Given instruction.
Copy out all of the data below with no alterations.

◇ ◇ ◇ ◇ ◇ ◇ ◇

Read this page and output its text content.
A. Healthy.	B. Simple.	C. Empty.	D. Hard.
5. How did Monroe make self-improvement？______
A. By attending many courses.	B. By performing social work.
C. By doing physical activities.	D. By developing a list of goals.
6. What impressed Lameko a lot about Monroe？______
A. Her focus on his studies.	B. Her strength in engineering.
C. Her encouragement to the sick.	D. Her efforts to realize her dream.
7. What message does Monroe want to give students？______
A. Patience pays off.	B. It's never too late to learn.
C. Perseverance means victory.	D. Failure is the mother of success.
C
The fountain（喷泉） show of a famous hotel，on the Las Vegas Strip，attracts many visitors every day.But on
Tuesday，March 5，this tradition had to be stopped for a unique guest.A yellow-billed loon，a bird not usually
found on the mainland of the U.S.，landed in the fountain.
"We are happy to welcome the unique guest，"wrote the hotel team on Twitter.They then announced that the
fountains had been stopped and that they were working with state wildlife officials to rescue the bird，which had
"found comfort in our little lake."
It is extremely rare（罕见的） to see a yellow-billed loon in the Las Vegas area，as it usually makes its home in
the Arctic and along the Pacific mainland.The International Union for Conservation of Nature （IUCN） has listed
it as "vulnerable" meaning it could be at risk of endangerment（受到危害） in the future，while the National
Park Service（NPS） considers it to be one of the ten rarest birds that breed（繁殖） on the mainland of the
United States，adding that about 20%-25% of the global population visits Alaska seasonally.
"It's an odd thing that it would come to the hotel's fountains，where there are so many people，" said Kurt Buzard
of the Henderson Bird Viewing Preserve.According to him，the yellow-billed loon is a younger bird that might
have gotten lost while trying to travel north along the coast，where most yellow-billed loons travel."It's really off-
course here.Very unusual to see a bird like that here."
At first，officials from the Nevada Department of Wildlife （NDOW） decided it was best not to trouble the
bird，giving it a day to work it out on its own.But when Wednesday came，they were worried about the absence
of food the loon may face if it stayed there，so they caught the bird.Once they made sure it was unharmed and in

◇ ◇ ◇ ◇ ◇ ◇ ◇

Solution for this exercise.
Read this page and output its text content.
A. Healthy.	B. Simple.	C. Empty.	D. Hard.
5. How did Monroe make self-improvement？______
A. By attending many courses.	B. By performing social work.
C. By doing physical activities.	D. By developing a list of goals.
6. What impressed Lameko a lot about Monroe？______
A. Her focus on his studies.	B. Her strength in engineering.
C. Her encouragement to the sick.	D. Her efforts to realize her dream.
7. What message does Monroe want to give students？______
A. Patience pays off.	B. It's never too late to learn.
C. Perseverance means victory.	D. Failure is the mother of success.
C
The fountain（喷泉） show of a famous hotel，on the Las Vegas Strip，attracts many visitors every day.But on
Tuesday，March 5，this tradition had to be stopped for a unique guest.A yellow-billed loon，a bird not usually
found on the mainland of the U.S.，landed in the fountain.
"We are happy to welcome the unique guest，"wrote the hotel team on Twitter.They then announced that the
fountains had been stopped and that they were working with state wildlife officials to rescue the bird，which had
"found comfort in our little lake."
It is extremely rare（罕见的） to see a yellow-billed loon in the Las Vegas area，as it usually makes its home in
the Arctic and along the Pacific mainland.The International Union for Conservation of Nature （IUCN） has listed
it as "vulnerable" meaning it could be at risk of endangerment（受到危害） in the future，while the National
Park Service（NPS） considers it to be one of the ten rarest birds that breed（繁殖） on the mainland of the
United States，adding that about 20%-25% of the global population visits Alaska seasonally.
"It's an odd thing that it would come to the hotel's fountains，where there are so many people，" said Kurt Buzard
of the Henderson Bird Viewing Preserve.According to him，the yellow-billed loon is a younger bird that might
have gotten lost while trying to travel north along the coast，where most yellow-billed loons travel."It's really off-
course here.Very unusual to see a bird like that here."
At first，officials from the Nevada Department of Wildlife （NDOW） decided it was best not to trouble the
bird，giving it a day to work it out on its own.But when Wednesday came，they were worried about the absence
of food the loon may face if it stayed there，so they caught the bird.Once they made sure it was unharmed and in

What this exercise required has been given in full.